-- TEXT --
============================================================

These concerns are even more clearly implicated in this
case because the majority's decision will remove protection for
Textron's "backup materials" as well as its actual workpapers. The
district court found that these materials included "notes and
-37-
memoranda written by Textron's in-house tax attorneys reflecting
their opinions as to which items should be included on the
spreadsheet and the hazard of litigation percentage that should
apply to each item." United States v. Textron Inc., 507 F. Supp.
2d 138, 143 (D.R.I. 2007). Thus, these documents thus go beyond the
numbers used to compute a total reserve. Rather, they explain the
legal rationale underpinning Textron's views of its litigation
chances. The majority fails to acknowledge this subtlety, explain
why it views such documents as required by regulatory rules, or
explain why such mental impressions should go unprotected. Exposing
such documentation to discovery is a significant expansion of the
IRS's power and will likely reveal information far beyond the basic
numbers that the IRS could discover through production of Textron's
auditor's workpapers.
But more important are the ramifications beyond this case
and beyond even the case of tax accrual workpapers in general. The
scope of the work-product doctrine should not depend on what party
is asserting it. Rather, the rule announced in this case will, if
applied fairly, have wide ramifications that the majority fails to
address.
For example, as the IRS explicitly conceded at oral
argument, under the majority's rule one party in a litigation will
be able to discover an opposing party's analysis of the business
risks of the instant litigation, including the amount of money set
-38-
aside in a litigation reserve fund, created in accordance with
similar requirements as Textron's tax reserve fund. Though this
consequence was a major concern of the argument in this case, the
majority does not even consider this "sharp practice," which its new
rule will surely permit.
And there are plenty more examples. Under the majority's
rule, there is no protection for the kind of documents at issue in
Adlman, namely "documents analyzing anticipated litigation, but
prepared to assist in a business decision rather than to assist in
the conduct of the litigation." 134 F.3d at 1201-02. Nearly every
major business decision by a public company has a legal dimension
that will require such analysis. Corporate attorneys preparing such
analyses should now be aware that their work product is not
protected in this circuit.
III. The Workpapers Are Protected Under the Right Test
Applying the "because of" test thoughtfully adopted in
Adlman and Maine, the majority should have concluded that Textron's
workpapers are protected by the work-product doctrine. The proper
starting point in reaching this legal conclusion should be the
factual findings of the district court, which held an evidentiary
hearing to understand the nature of the documents sought here by the
IRS.

============================================================

-- GIVEN INFORMATION --
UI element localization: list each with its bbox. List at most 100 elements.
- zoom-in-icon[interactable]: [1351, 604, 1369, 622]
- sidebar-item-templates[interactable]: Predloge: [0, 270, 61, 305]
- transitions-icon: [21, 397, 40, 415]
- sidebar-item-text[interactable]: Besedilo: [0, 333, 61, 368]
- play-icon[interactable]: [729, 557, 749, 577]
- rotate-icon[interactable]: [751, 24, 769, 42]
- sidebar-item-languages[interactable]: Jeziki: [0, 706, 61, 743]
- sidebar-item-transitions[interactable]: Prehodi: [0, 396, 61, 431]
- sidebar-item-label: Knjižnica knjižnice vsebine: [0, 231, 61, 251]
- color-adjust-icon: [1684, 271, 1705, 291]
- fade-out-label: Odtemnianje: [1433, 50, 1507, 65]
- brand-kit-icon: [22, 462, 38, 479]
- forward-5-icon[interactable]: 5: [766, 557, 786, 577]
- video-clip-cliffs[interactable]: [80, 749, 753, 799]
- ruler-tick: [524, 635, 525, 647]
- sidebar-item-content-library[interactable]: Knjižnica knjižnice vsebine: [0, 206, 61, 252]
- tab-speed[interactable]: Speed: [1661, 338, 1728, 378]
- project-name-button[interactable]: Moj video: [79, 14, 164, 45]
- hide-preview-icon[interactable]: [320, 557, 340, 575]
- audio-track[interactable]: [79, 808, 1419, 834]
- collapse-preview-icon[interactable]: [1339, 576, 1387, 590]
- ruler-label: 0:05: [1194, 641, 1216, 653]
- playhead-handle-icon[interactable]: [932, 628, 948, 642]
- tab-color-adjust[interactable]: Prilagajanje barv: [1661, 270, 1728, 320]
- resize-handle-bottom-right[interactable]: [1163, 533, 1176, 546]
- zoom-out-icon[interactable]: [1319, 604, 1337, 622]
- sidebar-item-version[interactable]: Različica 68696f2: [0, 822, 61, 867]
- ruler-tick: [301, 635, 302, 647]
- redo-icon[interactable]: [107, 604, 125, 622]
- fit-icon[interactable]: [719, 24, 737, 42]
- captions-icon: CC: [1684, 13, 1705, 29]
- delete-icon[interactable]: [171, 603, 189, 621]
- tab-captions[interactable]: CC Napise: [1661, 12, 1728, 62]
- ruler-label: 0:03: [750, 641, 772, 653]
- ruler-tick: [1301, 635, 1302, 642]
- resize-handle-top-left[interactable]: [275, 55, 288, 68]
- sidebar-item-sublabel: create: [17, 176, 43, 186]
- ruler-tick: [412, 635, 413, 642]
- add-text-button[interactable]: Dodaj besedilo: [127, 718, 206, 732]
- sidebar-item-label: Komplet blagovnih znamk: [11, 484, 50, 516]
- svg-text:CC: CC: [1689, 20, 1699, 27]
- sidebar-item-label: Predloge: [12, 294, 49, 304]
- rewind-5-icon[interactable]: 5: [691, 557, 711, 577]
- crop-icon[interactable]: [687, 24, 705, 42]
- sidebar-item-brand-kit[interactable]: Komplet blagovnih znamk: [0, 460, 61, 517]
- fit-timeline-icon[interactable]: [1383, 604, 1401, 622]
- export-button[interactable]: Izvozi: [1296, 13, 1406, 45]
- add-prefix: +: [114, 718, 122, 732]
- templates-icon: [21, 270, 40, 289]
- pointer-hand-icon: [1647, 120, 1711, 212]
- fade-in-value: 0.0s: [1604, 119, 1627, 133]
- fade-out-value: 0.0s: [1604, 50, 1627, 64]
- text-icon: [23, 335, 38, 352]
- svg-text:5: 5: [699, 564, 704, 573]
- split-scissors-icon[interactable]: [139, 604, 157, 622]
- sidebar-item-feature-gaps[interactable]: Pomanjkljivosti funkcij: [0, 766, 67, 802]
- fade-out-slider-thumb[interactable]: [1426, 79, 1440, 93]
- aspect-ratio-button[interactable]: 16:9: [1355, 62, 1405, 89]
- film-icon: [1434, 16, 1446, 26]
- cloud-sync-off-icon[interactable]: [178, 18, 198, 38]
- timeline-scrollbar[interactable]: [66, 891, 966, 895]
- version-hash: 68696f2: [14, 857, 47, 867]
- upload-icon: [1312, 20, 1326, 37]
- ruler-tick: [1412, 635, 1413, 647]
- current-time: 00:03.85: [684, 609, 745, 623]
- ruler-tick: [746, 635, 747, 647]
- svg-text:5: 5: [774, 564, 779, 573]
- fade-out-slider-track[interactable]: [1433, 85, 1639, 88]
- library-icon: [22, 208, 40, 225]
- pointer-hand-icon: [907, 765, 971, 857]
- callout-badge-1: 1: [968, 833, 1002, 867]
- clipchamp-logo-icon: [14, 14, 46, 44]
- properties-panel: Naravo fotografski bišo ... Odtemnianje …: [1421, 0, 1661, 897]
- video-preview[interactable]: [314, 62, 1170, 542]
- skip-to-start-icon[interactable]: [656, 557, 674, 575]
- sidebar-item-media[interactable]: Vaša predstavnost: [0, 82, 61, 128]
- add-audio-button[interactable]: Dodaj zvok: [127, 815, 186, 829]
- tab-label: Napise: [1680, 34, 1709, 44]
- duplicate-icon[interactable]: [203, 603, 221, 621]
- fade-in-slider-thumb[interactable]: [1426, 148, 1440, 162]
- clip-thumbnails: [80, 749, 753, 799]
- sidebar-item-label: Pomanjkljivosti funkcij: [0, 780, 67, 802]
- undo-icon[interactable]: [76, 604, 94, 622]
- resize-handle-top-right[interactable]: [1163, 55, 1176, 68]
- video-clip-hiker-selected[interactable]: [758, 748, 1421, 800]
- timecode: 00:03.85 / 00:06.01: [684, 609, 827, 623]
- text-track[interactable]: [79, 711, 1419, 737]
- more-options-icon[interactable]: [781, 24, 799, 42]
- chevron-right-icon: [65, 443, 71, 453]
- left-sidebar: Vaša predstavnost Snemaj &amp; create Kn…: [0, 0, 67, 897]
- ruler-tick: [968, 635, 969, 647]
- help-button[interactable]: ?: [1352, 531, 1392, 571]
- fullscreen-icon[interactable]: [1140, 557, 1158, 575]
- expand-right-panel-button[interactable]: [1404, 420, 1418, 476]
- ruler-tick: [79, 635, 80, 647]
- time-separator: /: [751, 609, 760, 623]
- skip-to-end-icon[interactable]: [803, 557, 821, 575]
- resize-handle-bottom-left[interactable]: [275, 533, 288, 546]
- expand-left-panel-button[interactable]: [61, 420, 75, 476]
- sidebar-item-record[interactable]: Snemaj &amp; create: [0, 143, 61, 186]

============================================================

-- PARTS OF THE EXERCISE --
**1)** In the text on Textron's workpapers, who wrote the notes and memoranda that the district court found among the backup materials?
**2)** Reproduce the text on Textron's workpapers from "For example, as" to "will surely permit.".
The records are material apart from the text.

-- RESPONSES PER TASK --
**1)** Textron's in-house tax attorneys.

**2)**
For example, as the IRS explicitly conceded at oral
argument, under the majority's rule one party in a litigation will
be able to discover an opposing party's analysis of the business
risks of the instant litigation, including the amount of money set
-38-
aside in a litigation reserve fund, created in accordance with
similar requirements as Textron's tax reserve fund. Though this
consequence was a major concern of the argument in this case, the
majority does not even consider this "sharp practice," which its new
rule will surely permit.